▸ **Goal**: Across the material below, how many lines contain the word "التحول"? Give only the number.

▸ **Data excerpts**:
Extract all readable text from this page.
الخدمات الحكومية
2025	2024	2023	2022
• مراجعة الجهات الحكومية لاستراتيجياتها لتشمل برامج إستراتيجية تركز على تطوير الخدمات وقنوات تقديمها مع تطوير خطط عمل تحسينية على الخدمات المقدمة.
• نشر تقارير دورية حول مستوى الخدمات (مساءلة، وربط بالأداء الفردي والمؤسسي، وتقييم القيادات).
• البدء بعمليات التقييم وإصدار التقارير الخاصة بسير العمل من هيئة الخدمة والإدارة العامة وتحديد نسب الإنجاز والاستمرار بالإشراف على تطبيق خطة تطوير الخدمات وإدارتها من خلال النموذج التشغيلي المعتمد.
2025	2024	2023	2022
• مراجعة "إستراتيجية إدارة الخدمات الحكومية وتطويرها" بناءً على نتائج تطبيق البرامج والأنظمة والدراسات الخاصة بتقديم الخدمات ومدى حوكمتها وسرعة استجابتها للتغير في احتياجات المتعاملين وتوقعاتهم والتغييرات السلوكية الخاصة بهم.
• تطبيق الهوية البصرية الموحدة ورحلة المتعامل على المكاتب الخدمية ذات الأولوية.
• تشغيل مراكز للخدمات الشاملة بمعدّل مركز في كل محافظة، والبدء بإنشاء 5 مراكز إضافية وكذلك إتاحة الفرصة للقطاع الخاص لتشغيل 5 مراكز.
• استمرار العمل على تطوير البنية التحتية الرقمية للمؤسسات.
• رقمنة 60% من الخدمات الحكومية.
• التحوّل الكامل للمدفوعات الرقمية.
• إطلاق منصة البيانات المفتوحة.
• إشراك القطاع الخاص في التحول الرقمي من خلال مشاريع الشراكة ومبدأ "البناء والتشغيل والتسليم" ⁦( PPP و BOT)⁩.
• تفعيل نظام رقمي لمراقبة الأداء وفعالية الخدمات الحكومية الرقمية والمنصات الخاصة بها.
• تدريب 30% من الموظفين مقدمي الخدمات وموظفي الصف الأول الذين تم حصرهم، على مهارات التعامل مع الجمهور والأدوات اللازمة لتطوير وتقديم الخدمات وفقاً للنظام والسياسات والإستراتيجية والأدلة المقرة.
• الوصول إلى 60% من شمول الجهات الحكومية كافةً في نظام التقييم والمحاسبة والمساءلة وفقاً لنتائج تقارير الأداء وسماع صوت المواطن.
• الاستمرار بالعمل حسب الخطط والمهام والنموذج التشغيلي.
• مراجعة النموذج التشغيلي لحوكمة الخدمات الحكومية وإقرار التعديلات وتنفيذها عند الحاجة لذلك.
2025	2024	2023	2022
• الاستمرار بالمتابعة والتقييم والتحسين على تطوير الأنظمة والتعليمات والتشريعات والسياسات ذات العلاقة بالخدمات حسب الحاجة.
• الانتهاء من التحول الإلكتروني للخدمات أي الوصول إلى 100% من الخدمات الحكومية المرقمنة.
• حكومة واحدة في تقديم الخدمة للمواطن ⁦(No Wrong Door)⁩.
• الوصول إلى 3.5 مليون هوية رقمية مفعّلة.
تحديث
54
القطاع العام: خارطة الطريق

▸ **Expected answer**: 2